*TASK BRIEF:* Search the material below for the string "name" and extract each line that has it.

------------------------------------------------------------------------

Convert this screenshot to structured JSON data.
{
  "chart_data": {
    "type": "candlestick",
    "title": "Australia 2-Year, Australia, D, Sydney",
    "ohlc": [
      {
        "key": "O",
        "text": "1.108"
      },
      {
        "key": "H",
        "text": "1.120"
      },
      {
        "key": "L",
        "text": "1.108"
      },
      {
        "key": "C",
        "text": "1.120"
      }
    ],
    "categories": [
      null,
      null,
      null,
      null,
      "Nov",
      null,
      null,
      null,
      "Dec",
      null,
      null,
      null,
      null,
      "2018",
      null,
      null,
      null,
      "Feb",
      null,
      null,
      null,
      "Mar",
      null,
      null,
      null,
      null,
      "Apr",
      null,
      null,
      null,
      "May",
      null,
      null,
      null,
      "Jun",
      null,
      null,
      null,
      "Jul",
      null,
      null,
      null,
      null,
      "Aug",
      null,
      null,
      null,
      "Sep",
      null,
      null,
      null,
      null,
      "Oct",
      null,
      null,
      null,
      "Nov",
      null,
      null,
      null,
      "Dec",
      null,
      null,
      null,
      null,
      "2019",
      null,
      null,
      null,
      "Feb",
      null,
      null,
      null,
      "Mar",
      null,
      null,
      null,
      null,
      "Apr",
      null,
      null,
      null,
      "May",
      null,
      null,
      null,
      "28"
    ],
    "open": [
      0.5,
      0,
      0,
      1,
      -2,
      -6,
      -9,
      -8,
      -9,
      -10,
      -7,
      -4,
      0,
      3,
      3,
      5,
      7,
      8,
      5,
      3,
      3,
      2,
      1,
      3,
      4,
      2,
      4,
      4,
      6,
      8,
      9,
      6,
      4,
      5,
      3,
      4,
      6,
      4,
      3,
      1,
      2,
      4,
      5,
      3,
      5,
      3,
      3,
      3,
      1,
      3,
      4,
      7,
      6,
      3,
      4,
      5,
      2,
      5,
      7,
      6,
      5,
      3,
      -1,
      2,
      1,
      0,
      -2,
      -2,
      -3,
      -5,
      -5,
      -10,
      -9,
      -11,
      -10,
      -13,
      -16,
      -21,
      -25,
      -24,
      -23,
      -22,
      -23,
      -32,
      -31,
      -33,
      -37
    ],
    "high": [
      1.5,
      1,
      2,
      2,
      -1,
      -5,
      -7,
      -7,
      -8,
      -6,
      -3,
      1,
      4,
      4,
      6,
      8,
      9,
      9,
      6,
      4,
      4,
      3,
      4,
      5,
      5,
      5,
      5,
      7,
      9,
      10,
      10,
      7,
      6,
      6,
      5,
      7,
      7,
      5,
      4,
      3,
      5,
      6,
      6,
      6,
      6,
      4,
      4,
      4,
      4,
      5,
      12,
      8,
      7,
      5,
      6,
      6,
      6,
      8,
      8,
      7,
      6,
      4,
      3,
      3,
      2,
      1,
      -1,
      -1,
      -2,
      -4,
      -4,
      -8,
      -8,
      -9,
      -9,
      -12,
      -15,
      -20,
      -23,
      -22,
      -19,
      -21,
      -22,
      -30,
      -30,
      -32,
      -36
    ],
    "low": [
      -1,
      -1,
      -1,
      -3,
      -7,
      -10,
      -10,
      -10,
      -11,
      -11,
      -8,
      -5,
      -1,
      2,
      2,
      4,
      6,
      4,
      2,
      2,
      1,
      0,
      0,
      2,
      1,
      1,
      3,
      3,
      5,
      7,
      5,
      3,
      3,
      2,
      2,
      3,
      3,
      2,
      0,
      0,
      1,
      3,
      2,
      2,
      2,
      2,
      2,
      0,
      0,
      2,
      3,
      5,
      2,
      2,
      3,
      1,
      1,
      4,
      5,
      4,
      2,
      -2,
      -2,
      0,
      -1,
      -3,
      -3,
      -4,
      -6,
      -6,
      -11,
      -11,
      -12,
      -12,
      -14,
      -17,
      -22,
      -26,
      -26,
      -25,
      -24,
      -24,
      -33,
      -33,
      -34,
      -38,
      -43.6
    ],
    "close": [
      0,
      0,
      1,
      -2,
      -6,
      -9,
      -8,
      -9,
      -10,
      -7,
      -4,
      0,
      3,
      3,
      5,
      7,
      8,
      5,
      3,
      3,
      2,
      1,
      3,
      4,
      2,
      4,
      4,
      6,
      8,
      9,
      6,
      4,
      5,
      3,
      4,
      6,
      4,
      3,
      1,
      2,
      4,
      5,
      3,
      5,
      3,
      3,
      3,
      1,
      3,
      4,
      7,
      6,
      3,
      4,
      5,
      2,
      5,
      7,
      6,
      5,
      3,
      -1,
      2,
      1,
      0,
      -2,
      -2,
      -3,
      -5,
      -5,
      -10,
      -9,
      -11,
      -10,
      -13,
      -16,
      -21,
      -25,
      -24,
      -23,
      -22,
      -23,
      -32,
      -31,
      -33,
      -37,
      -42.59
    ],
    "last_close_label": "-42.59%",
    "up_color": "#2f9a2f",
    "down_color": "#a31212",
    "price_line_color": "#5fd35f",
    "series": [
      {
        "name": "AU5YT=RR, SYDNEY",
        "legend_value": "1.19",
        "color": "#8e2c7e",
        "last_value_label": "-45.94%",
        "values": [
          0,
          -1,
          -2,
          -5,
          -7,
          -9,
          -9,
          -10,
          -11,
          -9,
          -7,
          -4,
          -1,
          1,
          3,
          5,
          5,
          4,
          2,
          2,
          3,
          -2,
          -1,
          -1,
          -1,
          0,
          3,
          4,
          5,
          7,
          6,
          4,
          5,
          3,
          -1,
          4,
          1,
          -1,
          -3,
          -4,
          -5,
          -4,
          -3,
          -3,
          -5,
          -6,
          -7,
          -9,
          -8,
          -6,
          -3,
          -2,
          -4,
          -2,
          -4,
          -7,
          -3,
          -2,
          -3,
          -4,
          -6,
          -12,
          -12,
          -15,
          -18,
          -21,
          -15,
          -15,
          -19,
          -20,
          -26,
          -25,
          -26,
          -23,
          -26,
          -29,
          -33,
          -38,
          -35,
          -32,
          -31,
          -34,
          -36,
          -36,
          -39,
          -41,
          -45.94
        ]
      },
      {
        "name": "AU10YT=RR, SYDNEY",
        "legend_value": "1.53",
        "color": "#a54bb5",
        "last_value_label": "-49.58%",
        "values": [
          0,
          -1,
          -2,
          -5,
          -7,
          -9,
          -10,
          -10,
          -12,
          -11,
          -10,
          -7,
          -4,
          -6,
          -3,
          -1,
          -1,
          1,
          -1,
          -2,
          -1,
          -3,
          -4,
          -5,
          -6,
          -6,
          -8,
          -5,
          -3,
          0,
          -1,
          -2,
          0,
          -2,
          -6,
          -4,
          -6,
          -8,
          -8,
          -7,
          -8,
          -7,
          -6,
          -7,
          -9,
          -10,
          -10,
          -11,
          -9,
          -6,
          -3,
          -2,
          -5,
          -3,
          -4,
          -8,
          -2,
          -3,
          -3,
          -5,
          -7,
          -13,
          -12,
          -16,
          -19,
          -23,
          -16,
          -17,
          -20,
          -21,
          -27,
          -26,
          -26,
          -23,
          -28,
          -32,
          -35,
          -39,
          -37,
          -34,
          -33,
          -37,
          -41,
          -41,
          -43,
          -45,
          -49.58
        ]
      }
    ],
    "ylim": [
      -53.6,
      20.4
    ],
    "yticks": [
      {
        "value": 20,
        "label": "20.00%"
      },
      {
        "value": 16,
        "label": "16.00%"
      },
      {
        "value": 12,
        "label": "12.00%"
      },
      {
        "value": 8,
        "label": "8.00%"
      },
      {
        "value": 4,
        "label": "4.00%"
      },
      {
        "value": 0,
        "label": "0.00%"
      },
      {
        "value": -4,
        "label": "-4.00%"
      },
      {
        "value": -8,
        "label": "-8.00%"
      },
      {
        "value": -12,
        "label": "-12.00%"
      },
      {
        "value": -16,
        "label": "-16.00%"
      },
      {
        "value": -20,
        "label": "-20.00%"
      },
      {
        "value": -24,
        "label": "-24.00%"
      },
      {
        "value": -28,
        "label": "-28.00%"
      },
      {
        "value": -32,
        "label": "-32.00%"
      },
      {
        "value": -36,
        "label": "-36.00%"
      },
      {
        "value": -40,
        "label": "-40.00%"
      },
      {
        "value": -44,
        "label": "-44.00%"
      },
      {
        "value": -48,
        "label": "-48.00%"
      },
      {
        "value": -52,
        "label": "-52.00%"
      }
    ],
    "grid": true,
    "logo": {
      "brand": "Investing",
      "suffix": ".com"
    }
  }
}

------------------------------------------------------------------------

*EXERCISE RESPONSE:*
        "name": "AU5YT=RR, SYDNEY",
        "name": "AU10YT=RR, SYDNEY",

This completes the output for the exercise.